[What you need to do]
Retype the listing that follows, exactly as written.

┌──

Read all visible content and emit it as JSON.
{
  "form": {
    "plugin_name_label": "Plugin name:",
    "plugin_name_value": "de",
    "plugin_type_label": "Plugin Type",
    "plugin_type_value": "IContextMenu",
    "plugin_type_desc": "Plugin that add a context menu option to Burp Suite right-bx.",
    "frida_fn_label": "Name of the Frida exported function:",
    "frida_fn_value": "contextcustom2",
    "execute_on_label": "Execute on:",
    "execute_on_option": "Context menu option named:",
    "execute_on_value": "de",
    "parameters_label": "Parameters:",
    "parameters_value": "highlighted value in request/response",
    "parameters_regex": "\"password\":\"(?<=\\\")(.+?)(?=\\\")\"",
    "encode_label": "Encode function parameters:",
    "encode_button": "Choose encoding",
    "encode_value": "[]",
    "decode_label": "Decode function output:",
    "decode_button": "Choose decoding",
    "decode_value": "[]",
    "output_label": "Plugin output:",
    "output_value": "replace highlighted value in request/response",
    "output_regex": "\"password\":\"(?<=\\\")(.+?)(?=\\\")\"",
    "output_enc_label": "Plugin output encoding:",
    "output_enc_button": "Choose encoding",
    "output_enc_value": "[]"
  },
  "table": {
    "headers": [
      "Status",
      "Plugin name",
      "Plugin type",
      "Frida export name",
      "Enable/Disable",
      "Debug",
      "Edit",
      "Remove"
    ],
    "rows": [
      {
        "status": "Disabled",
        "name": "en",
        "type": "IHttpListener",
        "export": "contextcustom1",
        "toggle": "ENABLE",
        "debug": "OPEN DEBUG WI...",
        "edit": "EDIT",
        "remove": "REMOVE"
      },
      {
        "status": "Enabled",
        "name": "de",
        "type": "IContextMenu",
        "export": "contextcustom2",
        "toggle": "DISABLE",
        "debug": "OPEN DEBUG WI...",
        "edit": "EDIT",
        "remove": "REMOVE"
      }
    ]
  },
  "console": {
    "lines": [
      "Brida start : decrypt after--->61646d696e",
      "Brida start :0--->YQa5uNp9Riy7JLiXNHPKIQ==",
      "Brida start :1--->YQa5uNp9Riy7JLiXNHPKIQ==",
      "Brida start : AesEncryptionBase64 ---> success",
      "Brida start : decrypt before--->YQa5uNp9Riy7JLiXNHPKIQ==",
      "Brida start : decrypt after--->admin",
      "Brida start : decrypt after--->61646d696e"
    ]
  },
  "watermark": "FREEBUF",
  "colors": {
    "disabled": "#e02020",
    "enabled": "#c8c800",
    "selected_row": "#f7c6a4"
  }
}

└──

[Final answer]
Read all visible content and emit it as JSON.
{
  "form": {
    "plugin_name_label": "Plugin name:",
    "plugin_name_value": "de",
    "plugin_type_label": "Plugin Type",
    "plugin_type_value": "IContextMenu",
    "plugin_type_desc": "Plugin that add a context menu option to Burp Suite right-bx.",
    "frida_fn_label": "Name of the Frida exported function:",
    "frida_fn_value": "contextcustom2",
    "execute_on_label": "Execute on:",
    "execute_on_option": "Context menu option named:",
    "execute_on_value": "de",
    "parameters_label": "Parameters:",
    "parameters_value": "highlighted value in request/response",
    "parameters_regex": "\"password\":\"(?<=\\\")(.+?)(?=\\\")\"",
    "encode_label": "Encode function parameters:",
    "encode_button": "Choose encoding",
    "encode_value": "[]",
    "decode_label": "Decode function output:",
    "decode_button": "Choose decoding",
    "decode_value": "[]",
    "output_label": "Plugin output:",
    "output_value": "replace highlighted value in request/response",
    "output_regex": "\"password\":\"(?<=\\\")(.+?)(?=\\\")\"",
    "output_enc_label": "Plugin output encoding:",
    "output_enc_button": "Choose encoding",
    "output_enc_value": "[]"
  },
  "table": {
    "headers": [
      "Status",
      "Plugin name",
      "Plugin type",
      "Frida export name",
      "Enable/Disable",
      "Debug",
      "Edit",
      "Remove"
    ],
    "rows": [
      {
        "status": "Disabled",
        "name": "en",
        "type": "IHttpListener",
        "export": "contextcustom1",
        "toggle": "ENABLE",
        "debug": "OPEN DEBUG WI...",
        "edit": "EDIT",
        "remove": "REMOVE"
      },
      {
        "status": "Enabled",
        "name": "de",
        "type": "IContextMenu",
        "export": "contextcustom2",
        "toggle": "DISABLE",
        "debug": "OPEN DEBUG WI...",
        "edit": "EDIT",
        "remove": "REMOVE"
      }
    ]
  },
  "console": {
    "lines": [
      "Brida start : decrypt after--->61646d696e",
      "Brida start :0--->YQa5uNp9Riy7JLiXNHPKIQ==",
      "Brida start :1--->YQa5uNp9Riy7JLiXNHPKIQ==",
      "Brida start : AesEncryptionBase64 ---> success",
      "Brida start : decrypt before--->YQa5uNp9Riy7JLiXNHPKIQ==",
      "Brida start : decrypt after--->admin",
      "Brida start : decrypt after--->61646d696e"
    ]
  },
  "watermark": "FREEBUF",
  "colors": {
    "disabled": "#e02020",
    "enabled": "#c8c800",
    "selected_row": "#f7c6a4"
  }
}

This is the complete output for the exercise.